→ **Aim**
Restate the full listing word for word and leave the pictures out.

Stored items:
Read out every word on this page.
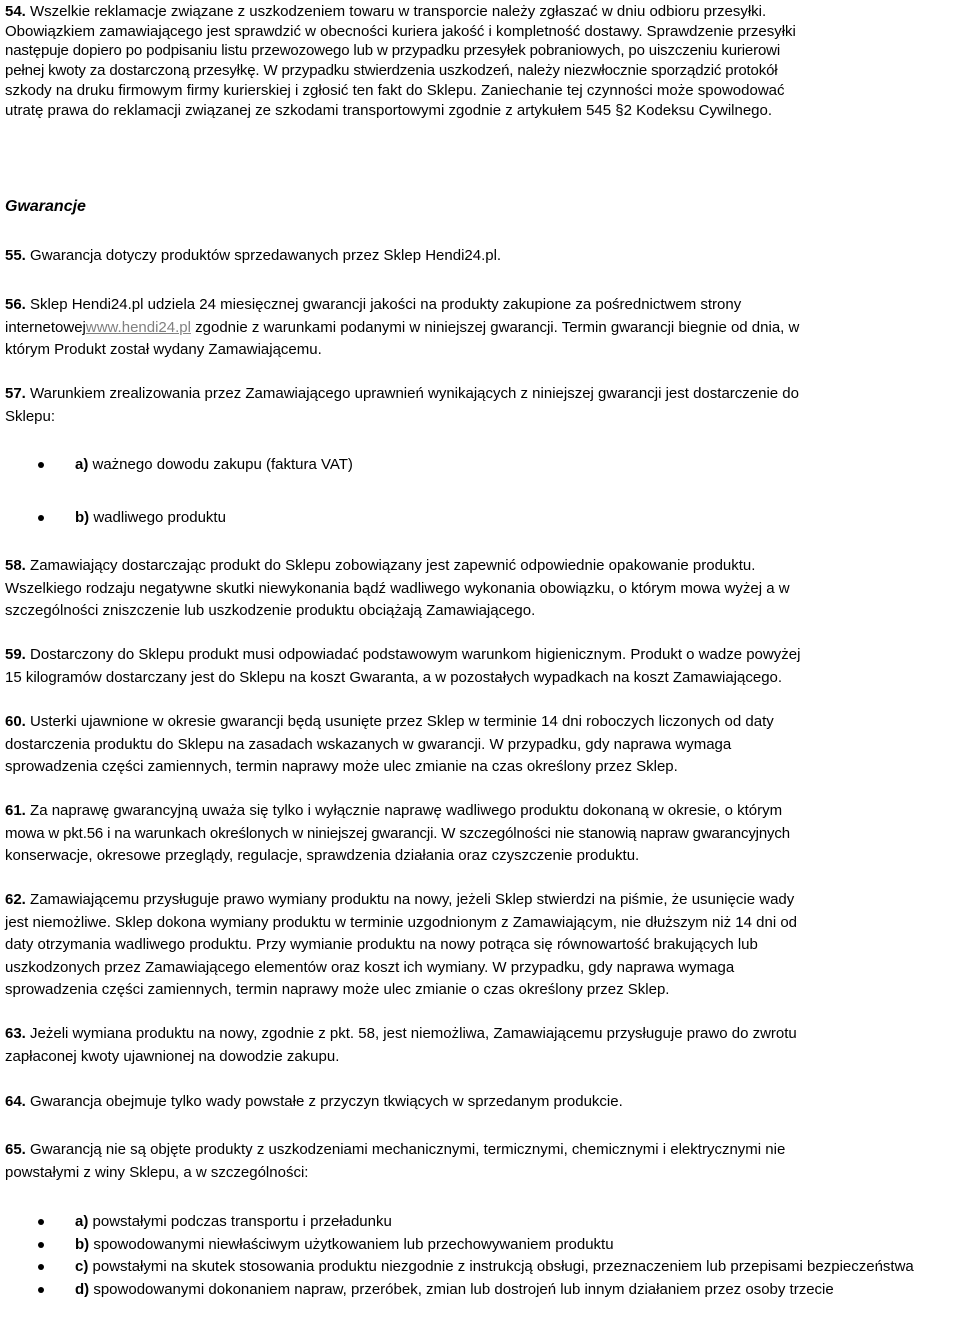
54. Wszelkie reklamacje związane z uszkodzeniem towaru w transporcie należy zgłaszać w dniu odbioru przesyłki.
Obowiązkiem zamawiającego jest sprawdzić w obecności kuriera jakość i kompletność dostawy. Sprawdzenie przesyłki
następuje dopiero po podpisaniu listu przewozowego lub w przypadku przesyłek pobraniowych, po uiszczeniu kurierowi
pełnej kwoty za dostarczoną przesyłkę. W przypadku stwierdzenia uszkodzeń, należy niezwłocznie sporządzić protokół
szkody na druku firmowym firmy kurierskiej i zgłosić ten fakt do Sklepu. Zaniechanie tej czynności może spowodować
utratę prawa do reklamacji związanej ze szkodami transportowymi zgodnie z artykułem 545 §2 Kodeksu Cywilnego.

Gwarancje

55. Gwarancja dotyczy produktów sprzedawanych przez Sklep Hendi24.pl.

56. Sklep Hendi24.pl udziela 24 miesięcznej gwarancji jakości na produkty zakupione za pośrednictwem strony
internetowejwww.hendi24.pl zgodnie z warunkami podanymi w niniejszej gwarancji. Termin gwarancji biegnie od dnia, w
którym Produkt został wydany Zamawiającemu.

57. Warunkiem zrealizowania przez Zamawiającego uprawnień wynikających z niniejszej gwarancji jest dostarczenie do
Sklepu:

a) ważnego dowodu zakupu (faktura VAT)
b) wadliwego produktu

58. Zamawiający dostarczając produkt do Sklepu zobowiązany jest zapewnić odpowiednie opakowanie produktu.
Wszelkiego rodzaju negatywne skutki niewykonania bądź wadliwego wykonania obowiązku, o którym mowa wyżej a w
szczególności zniszczenie lub uszkodzenie produktu obciążają Zamawiającego.

59. Dostarczony do Sklepu produkt musi odpowiadać podstawowym warunkom higienicznym. Produkt o wadze powyżej
15 kilogramów dostarczany jest do Sklepu na koszt Gwaranta, a w pozostałych wypadkach na koszt Zamawiającego.

60. Usterki ujawnione w okresie gwarancji będą usunięte przez Sklep w terminie 14 dni roboczych liczonych od daty
dostarczenia produktu do Sklepu na zasadach wskazanych w gwarancji. W przypadku, gdy naprawa wymaga
sprowadzenia części zamiennych, termin naprawy może ulec zmianie na czas określony przez Sklep.

61. Za naprawę gwarancyjną uważa się tylko i wyłącznie naprawę wadliwego produktu dokonaną w okresie, o którym
mowa w pkt.56 i na warunkach określonych w niniejszej gwarancji. W szczególności nie stanowią napraw gwarancyjnych
konserwacje, okresowe przeglądy, regulacje, sprawdzenia działania oraz czyszczenie produktu.

62. Zamawiającemu przysługuje prawo wymiany produktu na nowy, jeżeli Sklep stwierdzi na piśmie, że usunięcie wady
jest niemożliwe. Sklep dokona wymiany produktu w terminie uzgodnionym z Zamawiającym, nie dłuższym niż 14 dni od
daty otrzymania wadliwego produktu. Przy wymianie produktu na nowy potrąca się równowartość brakujących lub
uszkodzonych przez Zamawiającego elementów oraz koszt ich wymiany. W przypadku, gdy naprawa wymaga
sprowadzenia części zamiennych, termin naprawy może ulec zmianie o czas określony przez Sklep.

63. Jeżeli wymiana produktu na nowy, zgodnie z pkt. 58, jest niemożliwa, Zamawiającemu przysługuje prawo do zwrotu
zapłaconej kwoty ujawnionej na dowodzie zakupu.

64. Gwarancja obejmuje tylko wady powstałe z przyczyn tkwiących w sprzedanym produkcie.

65. Gwarancją nie są objęte produkty z uszkodzeniami mechanicznymi, termicznymi, chemicznymi i elektrycznymi nie
powstałymi z winy Sklepu, a w szczególności:

a) powstałymi podczas transportu i przeładunku
b) spowodowanymi niewłaściwym użytkowaniem lub przechowywaniem produktu
c) powstałymi na skutek stosowania produktu niezgodnie z instrukcją obsługi, przeznaczeniem lub przepisami bezpieczeństwa
d) spowodowanymi dokonaniem napraw, przeróbek, zmian lub dostrojeń lub innym działaniem przez osoby trzecie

→ **Correct result**
Read out every word on this page.
54. Wszelkie reklamacje związane z uszkodzeniem towaru w transporcie należy zgłaszać w dniu odbioru przesyłki.
Obowiązkiem zamawiającego jest sprawdzić w obecności kuriera jakość i kompletność dostawy. Sprawdzenie przesyłki
następuje dopiero po podpisaniu listu przewozowego lub w przypadku przesyłek pobraniowych, po uiszczeniu kurierowi
pełnej kwoty za dostarczoną przesyłkę. W przypadku stwierdzenia uszkodzeń, należy niezwłocznie sporządzić protokół
szkody na druku firmowym firmy kurierskiej i zgłosić ten fakt do Sklepu. Zaniechanie tej czynności może spowodować
utratę prawa do reklamacji związanej ze szkodami transportowymi zgodnie z artykułem 545 §2 Kodeksu Cywilnego.

Gwarancje

55. Gwarancja dotyczy produktów sprzedawanych przez Sklep Hendi24.pl.

56. Sklep Hendi24.pl udziela 24 miesięcznej gwarancji jakości na produkty zakupione za pośrednictwem strony
internetowejwww.hendi24.pl zgodnie z warunkami podanymi w niniejszej gwarancji. Termin gwarancji biegnie od dnia, w
którym Produkt został wydany Zamawiającemu.

57. Warunkiem zrealizowania przez Zamawiającego uprawnień wynikających z niniejszej gwarancji jest dostarczenie do
Sklepu:

a) ważnego dowodu zakupu (faktura VAT)
b) wadliwego produktu

58. Zamawiający dostarczając produkt do Sklepu zobowiązany jest zapewnić odpowiednie opakowanie produktu.
Wszelkiego rodzaju negatywne skutki niewykonania bądź wadliwego wykonania obowiązku, o którym mowa wyżej a w
szczególności zniszczenie lub uszkodzenie produktu obciążają Zamawiającego.

59. Dostarczony do Sklepu produkt musi odpowiadać podstawowym warunkom higienicznym. Produkt o wadze powyżej
15 kilogramów dostarczany jest do Sklepu na koszt Gwaranta, a w pozostałych wypadkach na koszt Zamawiającego.

60. Usterki ujawnione w okresie gwarancji będą usunięte przez Sklep w terminie 14 dni roboczych liczonych od daty
dostarczenia produktu do Sklepu na zasadach wskazanych w gwarancji. W przypadku, gdy naprawa wymaga
sprowadzenia części zamiennych, termin naprawy może ulec zmianie na czas określony przez Sklep.

61. Za naprawę gwarancyjną uważa się tylko i wyłącznie naprawę wadliwego produktu dokonaną w okresie, o którym
mowa w pkt.56 i na warunkach określonych w niniejszej gwarancji. W szczególności nie stanowią napraw gwarancyjnych
konserwacje, okresowe przeglądy, regulacje, sprawdzenia działania oraz czyszczenie produktu.

62. Zamawiającemu przysługuje prawo wymiany produktu na nowy, jeżeli Sklep stwierdzi na piśmie, że usunięcie wady
jest niemożliwe. Sklep dokona wymiany produktu w terminie uzgodnionym z Zamawiającym, nie dłuższym niż 14 dni od
daty otrzymania wadliwego produktu. Przy wymianie produktu na nowy potrąca się równowartość brakujących lub
uszkodzonych przez Zamawiającego elementów oraz koszt ich wymiany. W przypadku, gdy naprawa wymaga
sprowadzenia części zamiennych, termin naprawy może ulec zmianie o czas określony przez Sklep.

63. Jeżeli wymiana produktu na nowy, zgodnie z pkt. 58, jest niemożliwa, Zamawiającemu przysługuje prawo do zwrotu
zapłaconej kwoty ujawnionej na dowodzie zakupu.

64. Gwarancja obejmuje tylko wady powstałe z przyczyn tkwiących w sprzedanym produkcie.

65. Gwarancją nie są objęte produkty z uszkodzeniami mechanicznymi, termicznymi, chemicznymi i elektrycznymi nie
powstałymi z winy Sklepu, a w szczególności:

a) powstałymi podczas transportu i przeładunku
b) spowodowanymi niewłaściwym użytkowaniem lub przechowywaniem produktu
c) powstałymi na skutek stosowania produktu niezgodnie z instrukcją obsługi, przeznaczeniem lub przepisami bezpieczeństwa
d) spowodowanymi dokonaniem napraw, przeróbek, zmian lub dostrojeń lub innym działaniem przez osoby trzecie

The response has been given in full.